_Job:_
Repeat the material verbatim. Images are excluded from the copy.

(A block of data)

***

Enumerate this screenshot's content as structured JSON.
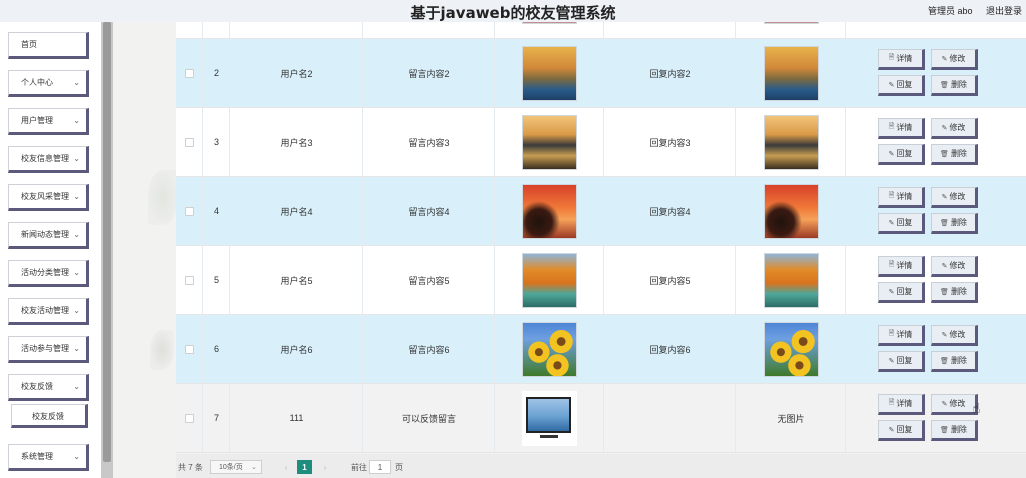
{
  "header": {
    "title": "基于javaweb的校友管理系统",
    "admin_label": "管理员 abo",
    "logout_label": "退出登录"
  },
  "sidebar": {
    "items": [
      {
        "label": "首页",
        "chevron": false
      },
      {
        "label": "个人中心",
        "chevron": true
      },
      {
        "label": "用户管理",
        "chevron": true
      },
      {
        "label": "校友信息管理",
        "chevron": true
      },
      {
        "label": "校友风采管理",
        "chevron": true
      },
      {
        "label": "新闻动态管理",
        "chevron": true
      },
      {
        "label": "活动分类管理",
        "chevron": true
      },
      {
        "label": "校友活动管理",
        "chevron": true
      },
      {
        "label": "活动参与管理",
        "chevron": true
      },
      {
        "label": "校友反馈",
        "chevron": true
      },
      {
        "label": "校友反馈",
        "chevron": false,
        "sub": true
      },
      {
        "label": "系统管理",
        "chevron": true
      }
    ]
  },
  "table": {
    "rows": [
      {
        "index": "2",
        "username": "用户名2",
        "message": "留言内容2",
        "reply": "回复内容2",
        "image": "road",
        "reply_image": "road"
      },
      {
        "index": "3",
        "username": "用户名3",
        "message": "留言内容3",
        "reply": "回复内容3",
        "image": "sunset",
        "reply_image": "sunset"
      },
      {
        "index": "4",
        "username": "用户名4",
        "message": "留言内容4",
        "reply": "回复内容4",
        "image": "tree",
        "reply_image": "tree"
      },
      {
        "index": "5",
        "username": "用户名5",
        "message": "留言内容5",
        "reply": "回复内容5",
        "image": "autumn",
        "reply_image": "autumn"
      },
      {
        "index": "6",
        "username": "用户名6",
        "message": "留言内容6",
        "reply": "回复内容6",
        "image": "sunflower",
        "reply_image": "sunflower"
      },
      {
        "index": "7",
        "username": "111",
        "message": "可以反馈留言",
        "reply": "",
        "image": "tv",
        "reply_image": "",
        "no_image_label": "无图片"
      }
    ],
    "actions": {
      "detail": "详情",
      "edit": "修改",
      "reply": "回复",
      "delete": "删除"
    }
  },
  "pagination": {
    "total_label": "共 7 条",
    "page_size_label": "10条/页",
    "current_page": "1",
    "goto_label": "前往",
    "goto_value": "1",
    "page_unit": "页"
  }
}
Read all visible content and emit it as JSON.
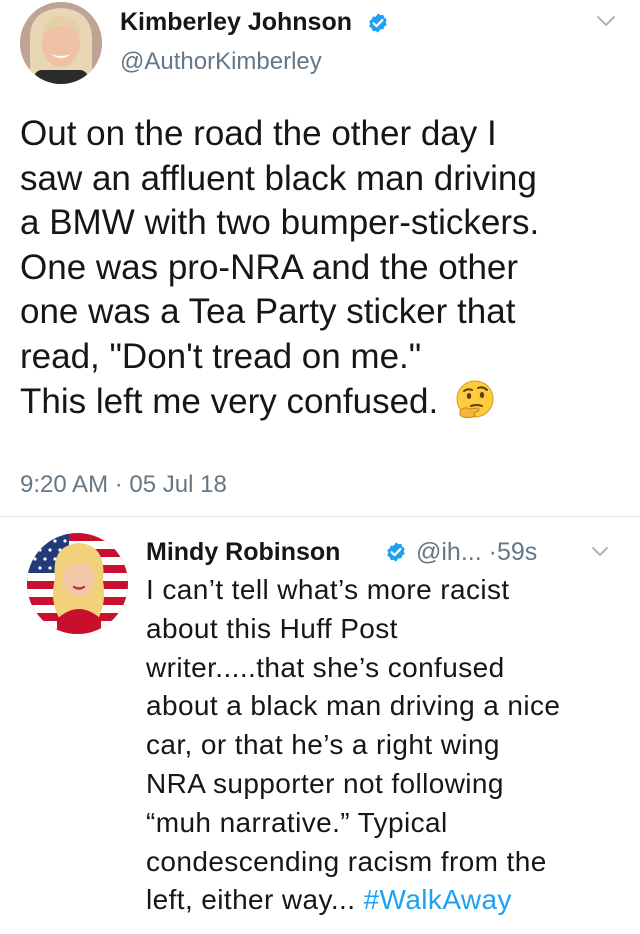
{
  "tweet": {
    "author_name": "Kimberley Johnson",
    "author_handle": "@AuthorKimberley",
    "text_lines": [
      "Out on the road the other day I",
      "saw an affluent black man driving",
      "a BMW with two bumper-stickers.",
      "One was pro-NRA and the other",
      "one was a Tea Party sticker that",
      "read, \"Don't tread on me.\"",
      "This left me very confused."
    ],
    "emoji": "thinking-face",
    "time": "9:20 AM",
    "separator": "·",
    "date": "05 Jul 18"
  },
  "reply": {
    "author_name": "Mindy Robinson",
    "author_handle": "@ih...",
    "separator": "·",
    "age": "59s",
    "text_lines": [
      "I can’t tell what’s more racist",
      "about this Huff Post",
      "writer.....that she’s confused",
      "about a black man driving a nice",
      "car, or that he’s a right wing",
      "NRA supporter not following",
      "“muh narrative.” Typical",
      "condescending racism from the",
      "left, either way... "
    ],
    "hashtag": "#WalkAway"
  },
  "colors": {
    "text": "#14171a",
    "secondary": "#657786",
    "link": "#1da1f2",
    "verified": "#1da1f2",
    "divider": "#e1e8ed"
  }
}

***

_Answer to the problem:_
Enumerate this screenshot's content as structured JSON.
{
  "header": {
    "title": "基于javaweb的校友管理系统",
    "admin_label": "管理员 abo",
    "logout_label": "退出登录"
  },
  "sidebar": {
    "items": [
      {
        "label": "首页",
        "chevron": false
      },
      {
        "label": "个人中心",
        "chevron": true
      },
      {
        "label": "用户管理",
        "chevron": true
      },
      {
        "label": "校友信息管理",
        "chevron": true
      },
      {
        "label": "校友风采管理",
        "chevron": true
      },
      {
        "label": "新闻动态管理",
        "chevron": true
      },
      {
        "label": "活动分类管理",
        "chevron": true
      },
      {
        "label": "校友活动管理",
        "chevron": true
      },
      {
        "label": "活动参与管理",
        "chevron": true
      },
      {
        "label": "校友反馈",
        "chevron": true
      },
      {
        "label": "校友反馈",
        "chevron": false,
        "sub": true
      },
      {
        "label": "系统管理",
        "chevron": true
      }
    ]
  },
  "table": {
    "rows": [
      {
        "index": "2",
        "username": "用户名2",
        "message": "留言内容2",
        "reply": "回复内容2",
        "image": "road",
        "reply_image": "road"
      },
      {
        "index": "3",
        "username": "用户名3",
        "message": "留言内容3",
        "reply": "回复内容3",
        "image": "sunset",
        "reply_image": "sunset"
      },
      {
        "index": "4",
        "username": "用户名4",
        "message": "留言内容4",
        "reply": "回复内容4",
        "image": "tree",
        "reply_image": "tree"
      },
      {
        "index": "5",
        "username": "用户名5",
        "message": "留言内容5",
        "reply": "回复内容5",
        "image": "autumn",
        "reply_image": "autumn"
      },
      {
        "index": "6",
        "username": "用户名6",
        "message": "留言内容6",
        "reply": "回复内容6",
        "image": "sunflower",
        "reply_image": "sunflower"
      },
      {
        "index": "7",
        "username": "111",
        "message": "可以反馈留言",
        "reply": "",
        "image": "tv",
        "reply_image": "",
        "no_image_label": "无图片"
      }
    ],
    "actions": {
      "detail": "详情",
      "edit": "修改",
      "reply": "回复",
      "delete": "删除"
    }
  },
  "pagination": {
    "total_label": "共 7 条",
    "page_size_label": "10条/页",
    "current_page": "1",
    "goto_label": "前往",
    "goto_value": "1",
    "page_unit": "页"
  }
}
Read all visible content and emit it as JSON.
{
  "tweet": {
    "author_name": "Kimberley Johnson",
    "author_handle": "@AuthorKimberley",
    "text_lines": [
      "Out on the road the other day I",
      "saw an affluent black man driving",
      "a BMW with two bumper-stickers.",
      "One was pro-NRA and the other",
      "one was a Tea Party sticker that",
      "read, \"Don't tread on me.\"",
      "This left me very confused."
    ],
    "emoji": "thinking-face",
    "time": "9:20 AM",
    "separator": "·",
    "date": "05 Jul 18"
  },
  "reply": {
    "author_name": "Mindy Robinson",
    "author_handle": "@ih...",
    "separator": "·",
    "age": "59s",
    "text_lines": [
      "I can’t tell what’s more racist",
      "about this Huff Post",
      "writer.....that she’s confused",
      "about a black man driving a nice",
      "car, or that he’s a right wing",
      "NRA supporter not following",
      "“muh narrative.” Typical",
      "condescending racism from the",
      "left, either way... "
    ],
    "hashtag": "#WalkAway"
  },
  "colors": {
    "text": "#14171a",
    "secondary": "#657786",
    "link": "#1da1f2",
    "verified": "#1da1f2",
    "divider": "#e1e8ed"
  }
}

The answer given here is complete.